**YOUR TASK:**
Rewrite the rows from the first one through the line that contains "350, 522, 354]", replacing "Max Temp" with "Maximum Temperature" and leaving everything else unchanged.

**SOURCE DATA:**
_ _ _ _

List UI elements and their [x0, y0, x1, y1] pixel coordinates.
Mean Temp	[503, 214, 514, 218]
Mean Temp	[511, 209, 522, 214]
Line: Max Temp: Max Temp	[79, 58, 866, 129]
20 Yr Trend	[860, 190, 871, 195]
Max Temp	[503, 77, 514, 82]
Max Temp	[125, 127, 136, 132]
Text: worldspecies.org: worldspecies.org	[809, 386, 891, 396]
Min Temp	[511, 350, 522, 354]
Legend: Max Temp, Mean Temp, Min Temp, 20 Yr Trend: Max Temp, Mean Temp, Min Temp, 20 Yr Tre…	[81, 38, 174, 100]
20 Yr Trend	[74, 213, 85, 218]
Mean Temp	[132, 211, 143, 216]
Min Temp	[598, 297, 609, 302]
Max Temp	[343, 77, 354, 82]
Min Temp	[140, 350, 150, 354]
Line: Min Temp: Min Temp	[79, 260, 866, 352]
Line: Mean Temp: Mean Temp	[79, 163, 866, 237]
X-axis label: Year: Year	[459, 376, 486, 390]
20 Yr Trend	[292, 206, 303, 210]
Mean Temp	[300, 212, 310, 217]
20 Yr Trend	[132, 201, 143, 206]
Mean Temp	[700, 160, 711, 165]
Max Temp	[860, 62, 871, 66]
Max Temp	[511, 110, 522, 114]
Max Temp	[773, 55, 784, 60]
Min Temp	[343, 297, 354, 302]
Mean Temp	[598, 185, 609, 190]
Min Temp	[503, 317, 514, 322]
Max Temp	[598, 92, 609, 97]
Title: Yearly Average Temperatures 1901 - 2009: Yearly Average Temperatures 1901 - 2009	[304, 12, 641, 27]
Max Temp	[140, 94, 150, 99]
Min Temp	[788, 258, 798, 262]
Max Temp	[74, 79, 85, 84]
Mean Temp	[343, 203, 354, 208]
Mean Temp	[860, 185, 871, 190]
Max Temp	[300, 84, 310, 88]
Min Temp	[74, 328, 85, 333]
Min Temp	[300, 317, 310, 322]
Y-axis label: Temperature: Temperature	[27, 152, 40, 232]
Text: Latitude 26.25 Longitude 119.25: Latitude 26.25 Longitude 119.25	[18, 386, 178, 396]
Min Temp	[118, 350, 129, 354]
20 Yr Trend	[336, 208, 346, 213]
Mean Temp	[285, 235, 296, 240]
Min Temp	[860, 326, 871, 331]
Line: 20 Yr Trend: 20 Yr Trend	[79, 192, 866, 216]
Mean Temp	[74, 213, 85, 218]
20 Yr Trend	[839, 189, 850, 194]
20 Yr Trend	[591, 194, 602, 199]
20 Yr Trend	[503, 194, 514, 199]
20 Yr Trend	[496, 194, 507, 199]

_ _ _ _

**FULL SOLUTION:**
List UI elements and their [x0, y0, x1, y1] pixel coordinates.
Mean Temp	[503, 214, 514, 218]
Mean Temp	[511, 209, 522, 214]
Line: Maximum Temperature: Maximum Temperature	[79, 58, 866, 129]
20 Yr Trend	[860, 190, 871, 195]
Maximum Temperature	[503, 77, 514, 82]
Maximum Temperature	[125, 127, 136, 132]
Text: worldspecies.org: worldspecies.org	[809, 386, 891, 396]
Min Temp	[511, 350, 522, 354]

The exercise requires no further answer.